§ **Objective**
The records that follow must be reproduced in full, exactly as written.

§ **Supplied records**
○ ○ ○
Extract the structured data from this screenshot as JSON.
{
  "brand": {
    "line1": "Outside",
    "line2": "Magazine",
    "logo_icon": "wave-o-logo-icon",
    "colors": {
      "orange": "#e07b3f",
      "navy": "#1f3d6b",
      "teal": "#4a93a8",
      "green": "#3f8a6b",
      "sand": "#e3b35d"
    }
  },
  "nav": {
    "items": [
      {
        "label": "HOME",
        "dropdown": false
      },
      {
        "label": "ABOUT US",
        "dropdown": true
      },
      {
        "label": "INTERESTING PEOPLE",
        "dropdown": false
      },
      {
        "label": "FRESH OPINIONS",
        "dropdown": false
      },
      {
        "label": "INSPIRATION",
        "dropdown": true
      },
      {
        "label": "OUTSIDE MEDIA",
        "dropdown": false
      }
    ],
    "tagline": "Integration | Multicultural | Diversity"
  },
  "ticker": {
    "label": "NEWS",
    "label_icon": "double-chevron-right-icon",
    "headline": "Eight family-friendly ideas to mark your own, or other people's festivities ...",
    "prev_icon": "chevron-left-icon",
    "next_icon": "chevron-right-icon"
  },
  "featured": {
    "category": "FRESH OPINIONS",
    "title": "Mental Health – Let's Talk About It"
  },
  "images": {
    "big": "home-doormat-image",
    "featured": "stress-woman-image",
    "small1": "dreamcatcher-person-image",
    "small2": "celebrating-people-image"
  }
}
○ ○ ○
§ **Complete response**
Extract the structured data from this screenshot as JSON.
{
  "brand": {
    "line1": "Outside",
    "line2": "Magazine",
    "logo_icon": "wave-o-logo-icon",
    "colors": {
      "orange": "#e07b3f",
      "navy": "#1f3d6b",
      "teal": "#4a93a8",
      "green": "#3f8a6b",
      "sand": "#e3b35d"
    }
  },
  "nav": {
    "items": [
      {
        "label": "HOME",
        "dropdown": false
      },
      {
        "label": "ABOUT US",
        "dropdown": true
      },
      {
        "label": "INTERESTING PEOPLE",
        "dropdown": false
      },
      {
        "label": "FRESH OPINIONS",
        "dropdown": false
      },
      {
        "label": "INSPIRATION",
        "dropdown": true
      },
      {
        "label": "OUTSIDE MEDIA",
        "dropdown": false
      }
    ],
    "tagline": "Integration | Multicultural | Diversity"
  },
  "ticker": {
    "label": "NEWS",
    "label_icon": "double-chevron-right-icon",
    "headline": "Eight family-friendly ideas to mark your own, or other people's festivities ...",
    "prev_icon": "chevron-left-icon",
    "next_icon": "chevron-right-icon"
  },
  "featured": {
    "category": "FRESH OPINIONS",
    "title": "Mental Health – Let's Talk About It"
  },
  "images": {
    "big": "home-doormat-image",
    "featured": "stress-woman-image",
    "small1": "dreamcatcher-person-image",
    "small2": "celebrating-people-image"
  }
}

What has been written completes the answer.